EXERCISE OBJECTIVE »
Copy out all lines in the data below containing the string "PROHIBIT".
════════
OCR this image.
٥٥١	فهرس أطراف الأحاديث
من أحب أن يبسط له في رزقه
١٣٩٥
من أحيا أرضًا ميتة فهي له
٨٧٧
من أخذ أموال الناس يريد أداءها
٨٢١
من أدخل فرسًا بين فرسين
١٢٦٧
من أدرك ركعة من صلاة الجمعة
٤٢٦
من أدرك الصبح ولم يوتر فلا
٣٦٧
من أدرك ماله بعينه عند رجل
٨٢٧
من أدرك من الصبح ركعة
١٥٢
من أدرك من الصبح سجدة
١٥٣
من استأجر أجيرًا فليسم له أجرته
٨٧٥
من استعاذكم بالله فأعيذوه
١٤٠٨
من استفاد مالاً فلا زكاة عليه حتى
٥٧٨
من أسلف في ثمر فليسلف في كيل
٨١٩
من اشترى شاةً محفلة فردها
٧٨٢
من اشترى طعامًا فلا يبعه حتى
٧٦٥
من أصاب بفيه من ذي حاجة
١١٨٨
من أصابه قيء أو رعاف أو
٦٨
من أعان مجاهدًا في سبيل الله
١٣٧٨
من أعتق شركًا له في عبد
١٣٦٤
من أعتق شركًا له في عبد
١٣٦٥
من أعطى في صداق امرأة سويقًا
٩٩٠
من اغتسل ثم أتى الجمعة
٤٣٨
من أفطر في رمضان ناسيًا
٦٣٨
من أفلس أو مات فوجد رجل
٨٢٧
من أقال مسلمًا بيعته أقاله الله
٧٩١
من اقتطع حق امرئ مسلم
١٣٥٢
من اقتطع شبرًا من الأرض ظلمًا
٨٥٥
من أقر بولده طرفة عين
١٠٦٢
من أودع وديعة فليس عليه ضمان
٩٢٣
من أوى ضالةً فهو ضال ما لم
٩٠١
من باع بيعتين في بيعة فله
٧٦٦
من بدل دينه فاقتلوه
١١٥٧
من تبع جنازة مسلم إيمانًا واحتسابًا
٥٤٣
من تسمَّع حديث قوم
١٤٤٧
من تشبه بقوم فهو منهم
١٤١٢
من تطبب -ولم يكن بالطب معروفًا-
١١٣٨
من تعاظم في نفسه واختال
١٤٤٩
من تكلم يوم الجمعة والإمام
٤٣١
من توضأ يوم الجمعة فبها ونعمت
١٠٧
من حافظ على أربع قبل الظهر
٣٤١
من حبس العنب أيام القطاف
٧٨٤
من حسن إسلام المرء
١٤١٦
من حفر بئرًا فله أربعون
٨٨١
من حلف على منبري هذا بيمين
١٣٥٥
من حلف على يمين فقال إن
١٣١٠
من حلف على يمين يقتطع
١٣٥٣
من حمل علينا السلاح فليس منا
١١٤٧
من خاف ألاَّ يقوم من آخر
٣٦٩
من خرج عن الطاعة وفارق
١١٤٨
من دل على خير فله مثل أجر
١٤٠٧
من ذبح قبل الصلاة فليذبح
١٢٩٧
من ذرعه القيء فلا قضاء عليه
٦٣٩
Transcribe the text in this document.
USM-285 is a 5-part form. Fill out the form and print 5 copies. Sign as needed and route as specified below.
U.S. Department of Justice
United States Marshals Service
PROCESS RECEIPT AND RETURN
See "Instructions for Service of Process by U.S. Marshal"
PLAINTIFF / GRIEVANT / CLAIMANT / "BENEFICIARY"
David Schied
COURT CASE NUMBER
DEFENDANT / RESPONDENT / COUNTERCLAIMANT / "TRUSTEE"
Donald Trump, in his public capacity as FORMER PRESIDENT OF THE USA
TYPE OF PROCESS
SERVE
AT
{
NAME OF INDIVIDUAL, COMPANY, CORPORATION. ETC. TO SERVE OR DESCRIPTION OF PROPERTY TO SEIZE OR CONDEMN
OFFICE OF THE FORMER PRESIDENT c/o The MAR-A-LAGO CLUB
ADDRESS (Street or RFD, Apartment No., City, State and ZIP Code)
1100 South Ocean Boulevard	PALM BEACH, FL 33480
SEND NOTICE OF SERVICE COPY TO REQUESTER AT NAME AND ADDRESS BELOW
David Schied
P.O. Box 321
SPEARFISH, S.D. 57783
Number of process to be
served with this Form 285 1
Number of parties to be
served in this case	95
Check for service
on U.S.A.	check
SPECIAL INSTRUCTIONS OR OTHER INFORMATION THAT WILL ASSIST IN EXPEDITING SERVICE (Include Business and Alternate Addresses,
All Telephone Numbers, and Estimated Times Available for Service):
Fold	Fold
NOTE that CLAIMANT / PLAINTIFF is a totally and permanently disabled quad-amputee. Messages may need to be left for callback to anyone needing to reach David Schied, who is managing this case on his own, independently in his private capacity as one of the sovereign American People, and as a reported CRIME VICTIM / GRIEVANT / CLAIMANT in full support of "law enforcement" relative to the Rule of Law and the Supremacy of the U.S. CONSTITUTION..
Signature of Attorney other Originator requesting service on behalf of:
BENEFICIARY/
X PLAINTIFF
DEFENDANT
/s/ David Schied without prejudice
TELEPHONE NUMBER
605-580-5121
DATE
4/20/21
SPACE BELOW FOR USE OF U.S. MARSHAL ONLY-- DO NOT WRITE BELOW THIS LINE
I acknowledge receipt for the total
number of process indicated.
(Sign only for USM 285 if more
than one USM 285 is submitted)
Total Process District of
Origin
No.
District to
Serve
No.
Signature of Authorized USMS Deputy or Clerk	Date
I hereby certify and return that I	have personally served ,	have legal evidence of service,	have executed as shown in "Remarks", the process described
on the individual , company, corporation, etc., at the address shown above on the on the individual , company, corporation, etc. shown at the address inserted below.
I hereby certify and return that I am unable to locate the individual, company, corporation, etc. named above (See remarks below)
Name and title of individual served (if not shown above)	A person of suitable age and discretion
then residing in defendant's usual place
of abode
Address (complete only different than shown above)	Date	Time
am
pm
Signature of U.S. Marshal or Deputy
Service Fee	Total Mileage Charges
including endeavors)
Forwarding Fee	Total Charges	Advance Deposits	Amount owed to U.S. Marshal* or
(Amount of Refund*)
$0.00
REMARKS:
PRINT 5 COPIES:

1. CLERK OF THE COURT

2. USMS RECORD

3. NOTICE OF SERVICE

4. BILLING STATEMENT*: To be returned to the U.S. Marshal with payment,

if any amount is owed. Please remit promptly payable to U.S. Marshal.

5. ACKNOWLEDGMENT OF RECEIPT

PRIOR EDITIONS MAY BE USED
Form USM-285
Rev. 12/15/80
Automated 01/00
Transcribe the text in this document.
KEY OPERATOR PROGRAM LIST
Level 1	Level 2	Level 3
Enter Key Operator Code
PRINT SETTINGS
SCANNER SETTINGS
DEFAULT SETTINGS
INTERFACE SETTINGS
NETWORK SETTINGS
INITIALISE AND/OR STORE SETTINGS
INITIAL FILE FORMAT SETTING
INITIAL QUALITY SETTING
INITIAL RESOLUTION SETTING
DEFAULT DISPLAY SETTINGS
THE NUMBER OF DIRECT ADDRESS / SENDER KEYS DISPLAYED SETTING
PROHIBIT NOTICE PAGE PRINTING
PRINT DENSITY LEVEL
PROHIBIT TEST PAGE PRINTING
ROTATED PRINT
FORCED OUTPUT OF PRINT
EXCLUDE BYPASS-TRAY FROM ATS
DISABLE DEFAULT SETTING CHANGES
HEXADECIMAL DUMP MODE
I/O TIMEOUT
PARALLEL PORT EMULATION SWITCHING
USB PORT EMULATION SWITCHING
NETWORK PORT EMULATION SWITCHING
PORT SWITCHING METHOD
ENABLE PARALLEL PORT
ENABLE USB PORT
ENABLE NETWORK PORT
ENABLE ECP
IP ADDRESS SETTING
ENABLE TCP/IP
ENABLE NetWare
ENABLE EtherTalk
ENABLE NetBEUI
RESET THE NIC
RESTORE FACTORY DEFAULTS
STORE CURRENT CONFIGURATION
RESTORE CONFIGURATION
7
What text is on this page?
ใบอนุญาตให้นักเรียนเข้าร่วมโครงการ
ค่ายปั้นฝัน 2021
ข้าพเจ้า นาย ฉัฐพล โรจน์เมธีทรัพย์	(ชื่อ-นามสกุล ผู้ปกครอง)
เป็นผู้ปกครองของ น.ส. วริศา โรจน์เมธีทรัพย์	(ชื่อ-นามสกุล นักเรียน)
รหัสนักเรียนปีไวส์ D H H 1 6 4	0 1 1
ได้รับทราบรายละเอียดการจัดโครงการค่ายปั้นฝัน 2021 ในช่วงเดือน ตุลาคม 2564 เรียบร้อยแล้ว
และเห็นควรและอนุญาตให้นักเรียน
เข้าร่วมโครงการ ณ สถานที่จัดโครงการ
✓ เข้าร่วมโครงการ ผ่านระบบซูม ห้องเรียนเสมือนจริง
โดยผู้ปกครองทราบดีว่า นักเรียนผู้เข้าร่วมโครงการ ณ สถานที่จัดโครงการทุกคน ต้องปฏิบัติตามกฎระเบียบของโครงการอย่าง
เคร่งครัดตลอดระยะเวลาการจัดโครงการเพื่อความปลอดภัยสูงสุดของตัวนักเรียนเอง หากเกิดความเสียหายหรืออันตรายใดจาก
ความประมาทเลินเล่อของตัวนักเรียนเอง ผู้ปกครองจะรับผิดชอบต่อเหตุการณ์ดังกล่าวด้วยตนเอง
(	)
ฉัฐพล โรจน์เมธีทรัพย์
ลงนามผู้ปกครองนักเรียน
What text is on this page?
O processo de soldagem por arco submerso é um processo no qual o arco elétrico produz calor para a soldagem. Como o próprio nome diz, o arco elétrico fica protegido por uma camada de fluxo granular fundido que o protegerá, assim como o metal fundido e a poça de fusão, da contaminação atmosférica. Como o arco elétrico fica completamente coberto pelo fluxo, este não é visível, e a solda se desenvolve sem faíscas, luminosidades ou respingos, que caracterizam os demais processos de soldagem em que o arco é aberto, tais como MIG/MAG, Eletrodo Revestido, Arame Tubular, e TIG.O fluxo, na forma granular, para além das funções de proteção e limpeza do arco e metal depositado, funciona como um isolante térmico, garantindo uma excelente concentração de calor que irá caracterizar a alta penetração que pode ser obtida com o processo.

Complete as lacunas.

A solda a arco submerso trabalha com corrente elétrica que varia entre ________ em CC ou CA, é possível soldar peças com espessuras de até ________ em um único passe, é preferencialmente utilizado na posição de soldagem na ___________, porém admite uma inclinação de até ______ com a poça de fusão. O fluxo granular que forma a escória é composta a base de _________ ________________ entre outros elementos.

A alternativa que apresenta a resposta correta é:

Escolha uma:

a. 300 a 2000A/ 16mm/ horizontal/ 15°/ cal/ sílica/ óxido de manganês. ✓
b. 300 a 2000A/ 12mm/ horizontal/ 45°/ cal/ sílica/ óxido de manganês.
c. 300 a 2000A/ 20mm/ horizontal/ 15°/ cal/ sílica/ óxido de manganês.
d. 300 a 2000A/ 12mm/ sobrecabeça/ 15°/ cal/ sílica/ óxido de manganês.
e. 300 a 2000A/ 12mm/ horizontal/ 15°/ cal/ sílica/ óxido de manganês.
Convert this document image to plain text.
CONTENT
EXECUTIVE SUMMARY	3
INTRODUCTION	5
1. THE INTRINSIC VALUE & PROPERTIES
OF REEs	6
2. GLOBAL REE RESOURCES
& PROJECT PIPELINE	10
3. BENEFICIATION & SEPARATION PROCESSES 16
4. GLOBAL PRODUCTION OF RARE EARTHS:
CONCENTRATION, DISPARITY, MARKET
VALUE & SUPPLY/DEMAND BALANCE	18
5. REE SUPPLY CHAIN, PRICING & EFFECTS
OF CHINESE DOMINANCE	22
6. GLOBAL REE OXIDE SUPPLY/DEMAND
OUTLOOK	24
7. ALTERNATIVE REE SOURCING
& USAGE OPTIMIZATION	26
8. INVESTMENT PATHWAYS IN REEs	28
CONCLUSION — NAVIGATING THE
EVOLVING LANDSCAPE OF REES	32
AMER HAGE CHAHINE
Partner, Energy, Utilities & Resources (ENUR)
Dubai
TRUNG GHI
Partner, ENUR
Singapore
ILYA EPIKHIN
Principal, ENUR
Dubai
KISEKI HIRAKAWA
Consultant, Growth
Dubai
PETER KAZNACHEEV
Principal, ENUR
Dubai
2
════════
THE COMPLETED TASK »
PROHIBIT NOTICE PAGE PRINTING
PROHIBIT TEST PAGE PRINTING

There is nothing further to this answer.